What you should do
Can you output the records below exactly as they are written?

[BEGIN Input rows]

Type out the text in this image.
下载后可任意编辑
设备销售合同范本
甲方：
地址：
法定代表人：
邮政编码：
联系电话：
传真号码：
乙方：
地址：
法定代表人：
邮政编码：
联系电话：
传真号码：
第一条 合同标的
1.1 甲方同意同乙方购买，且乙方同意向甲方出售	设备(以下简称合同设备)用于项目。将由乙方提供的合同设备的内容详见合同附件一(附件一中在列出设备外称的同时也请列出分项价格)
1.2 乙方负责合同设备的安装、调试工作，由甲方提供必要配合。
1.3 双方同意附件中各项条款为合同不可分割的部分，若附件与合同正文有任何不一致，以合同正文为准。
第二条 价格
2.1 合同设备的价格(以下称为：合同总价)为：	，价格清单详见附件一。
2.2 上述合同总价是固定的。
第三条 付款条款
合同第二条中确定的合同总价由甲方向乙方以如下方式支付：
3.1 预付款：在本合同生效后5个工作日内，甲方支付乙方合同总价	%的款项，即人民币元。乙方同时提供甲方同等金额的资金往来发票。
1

[END Input rows]

Finished answer
Type out the text in this image.
下载后可任意编辑
设备销售合同范本
甲方：
地址：
法定代表人：
邮政编码：
联系电话：
传真号码：
乙方：
地址：
法定代表人：
邮政编码：
联系电话：
传真号码：
第一条 合同标的
1.1 甲方同意同乙方购买，且乙方同意向甲方出售	设备(以下简称合同设备)用于项目。将由乙方提供的合同设备的内容详见合同附件一(附件一中在列出设备外称的同时也请列出分项价格)
1.2 乙方负责合同设备的安装、调试工作，由甲方提供必要配合。
1.3 双方同意附件中各项条款为合同不可分割的部分，若附件与合同正文有任何不一致，以合同正文为准。
第二条 价格
2.1 合同设备的价格(以下称为：合同总价)为：	，价格清单详见附件一。
2.2 上述合同总价是固定的。
第三条 付款条款
合同第二条中确定的合同总价由甲方向乙方以如下方式支付：
3.1 预付款：在本合同生效后5个工作日内，甲方支付乙方合同总价	%的款项，即人民币元。乙方同时提供甲方同等金额的资金往来发票。
1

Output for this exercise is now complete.